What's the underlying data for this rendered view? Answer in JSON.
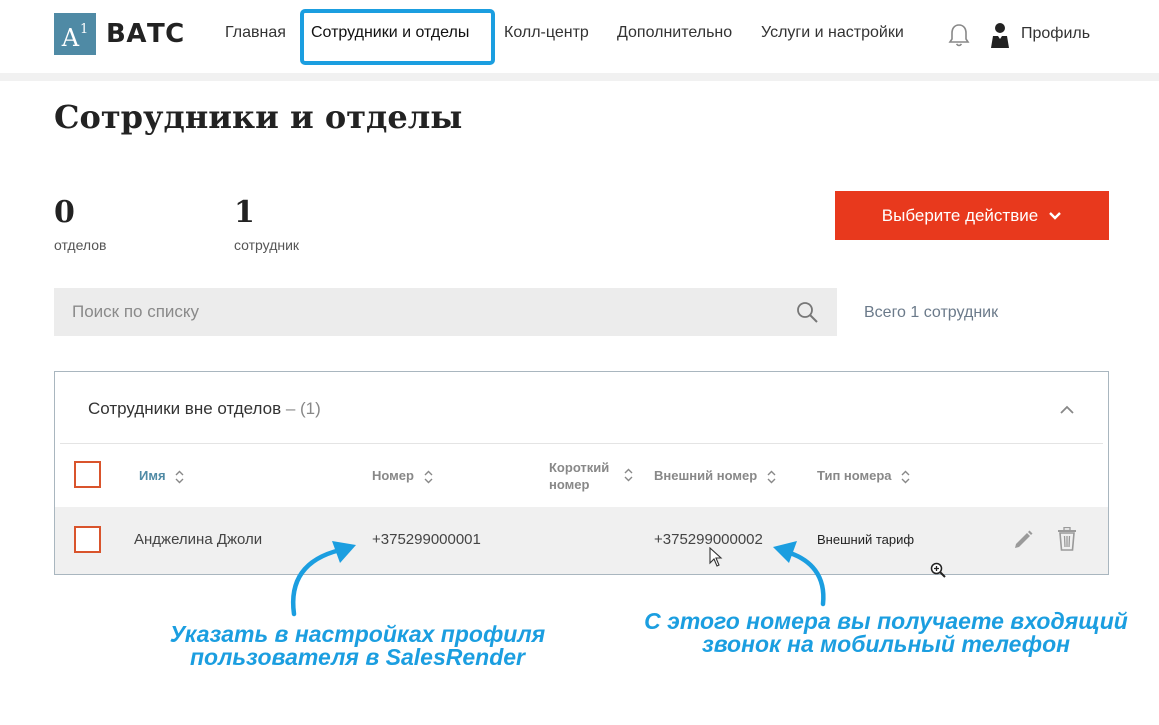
{
  "header": {
    "logo_mark": "A",
    "logo_sup": "1",
    "logo_text": "ВАТС",
    "nav": [
      "Главная",
      "Сотрудники и отделы",
      "Колл-центр",
      "Дополнительно",
      "Услуги и настройки"
    ],
    "profile_label": "Профиль",
    "icons": [
      "bell-icon",
      "user-icon"
    ]
  },
  "page": {
    "title": "Сотрудники и отделы"
  },
  "stats": [
    {
      "value": "0",
      "label": "отделов"
    },
    {
      "value": "1",
      "label": "сотрудник"
    }
  ],
  "action_button": {
    "label": "Выберите действие",
    "color": "#e8391d"
  },
  "search": {
    "placeholder": "Поиск по списку",
    "total": "Всего 1 сотрудник"
  },
  "group": {
    "title": "Сотрудники вне отделов",
    "count": "– (1)"
  },
  "table": {
    "columns": [
      "Имя",
      "Номер",
      "Короткий номер",
      "Внешний номер",
      "Тип номера"
    ],
    "short_col_lines": [
      "Короткий",
      "номер"
    ],
    "rows": [
      {
        "name": "Анджелина Джоли",
        "number": "+375299000001",
        "short": "",
        "external": "+375299000002",
        "type": "Внешний тариф"
      }
    ]
  },
  "annotations": {
    "left": [
      "Указать в настройках профиля",
      "пользователя в SalesRender"
    ],
    "right": [
      "С этого номера вы получаете входящий",
      "звонок на мобильный телефон"
    ],
    "color": "#1b9ee0"
  }
}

__Your objective__
Using the records above, gather all lines where the string "отделов" is present.

__The result__
      "label": "отделов"
    "title": "Сотрудники вне отделов",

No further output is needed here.